#### [Work to complete]
Wherever a line holds the string "monde", copy that line.

»»

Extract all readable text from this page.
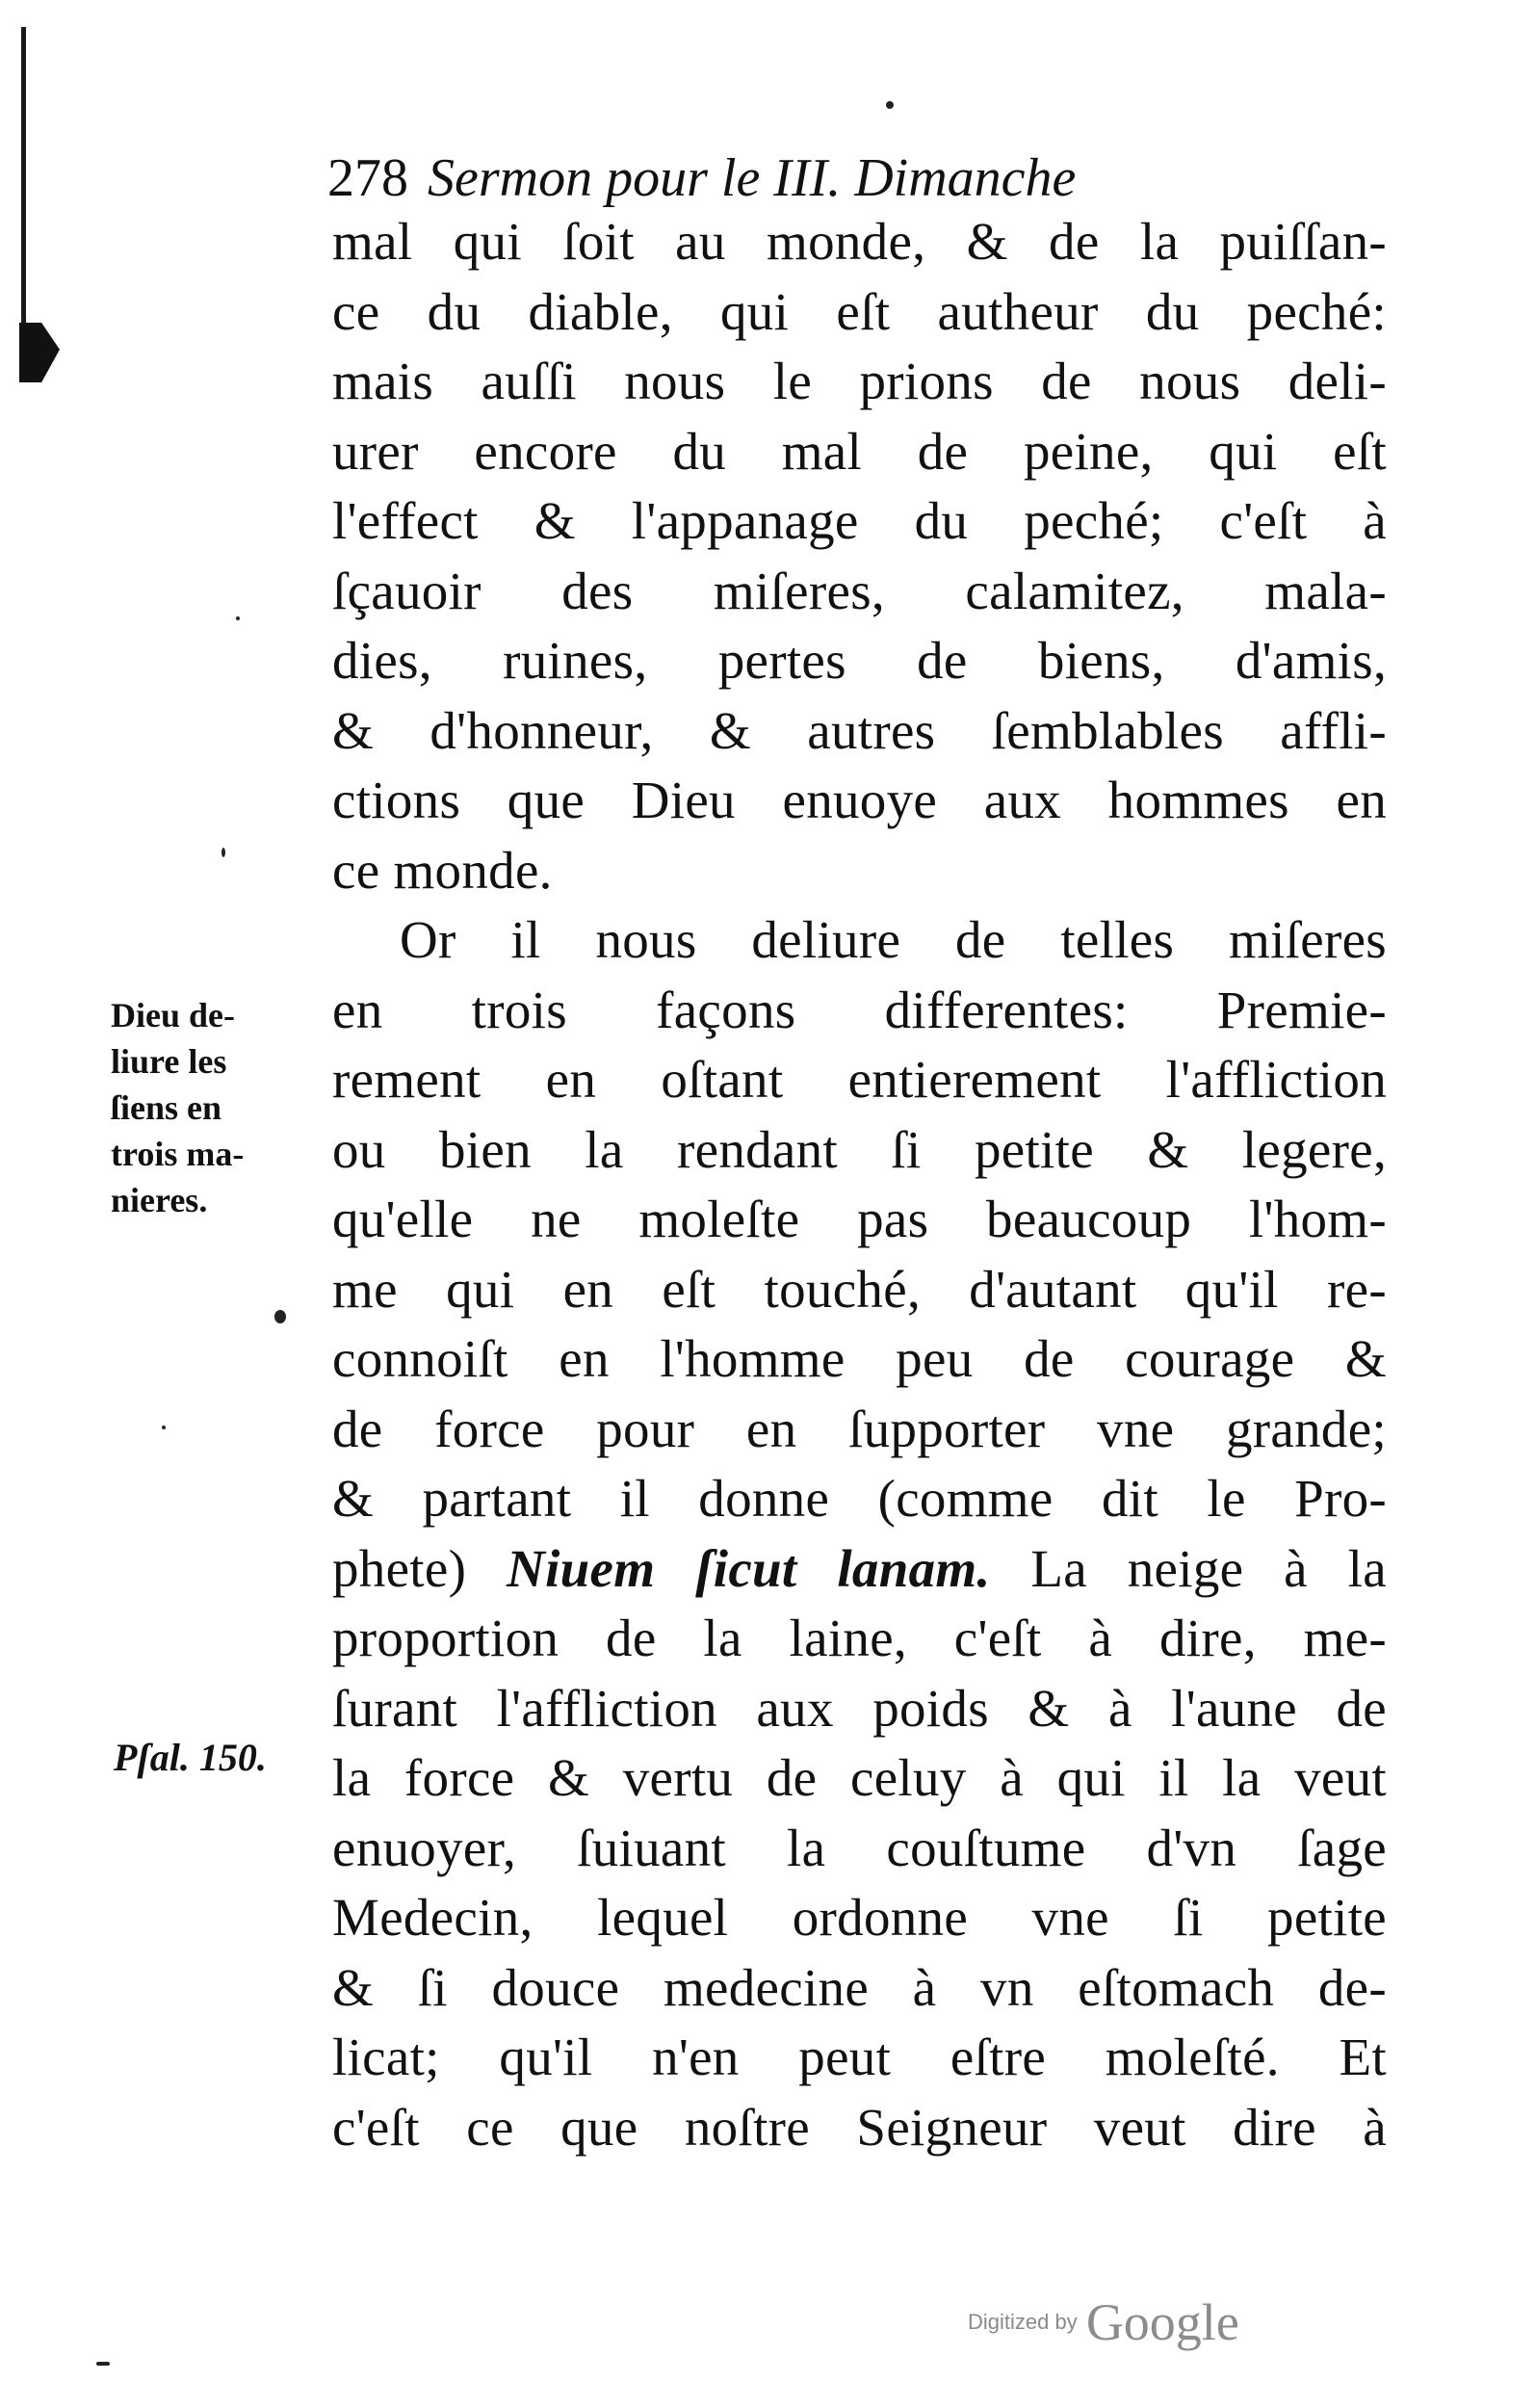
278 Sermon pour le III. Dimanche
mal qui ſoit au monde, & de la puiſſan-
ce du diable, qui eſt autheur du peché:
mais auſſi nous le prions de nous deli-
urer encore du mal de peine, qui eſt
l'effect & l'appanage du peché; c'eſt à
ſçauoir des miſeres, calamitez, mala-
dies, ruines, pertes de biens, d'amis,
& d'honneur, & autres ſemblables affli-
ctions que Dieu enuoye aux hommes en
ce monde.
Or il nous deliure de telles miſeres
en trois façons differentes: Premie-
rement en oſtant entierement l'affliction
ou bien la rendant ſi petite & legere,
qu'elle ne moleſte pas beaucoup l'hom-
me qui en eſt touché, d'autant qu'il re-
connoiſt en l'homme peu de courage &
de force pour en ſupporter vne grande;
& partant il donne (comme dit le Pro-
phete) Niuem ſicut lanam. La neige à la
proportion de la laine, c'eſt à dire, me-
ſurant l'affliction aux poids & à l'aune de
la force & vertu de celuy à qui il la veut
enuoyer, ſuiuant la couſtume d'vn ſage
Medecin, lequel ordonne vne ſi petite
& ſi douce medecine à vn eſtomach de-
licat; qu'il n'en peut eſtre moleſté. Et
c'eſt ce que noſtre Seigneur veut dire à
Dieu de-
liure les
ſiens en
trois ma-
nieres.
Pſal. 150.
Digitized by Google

««

#### [Answer]
mal qui ſoit au monde, & de la puiſſan-
ce monde.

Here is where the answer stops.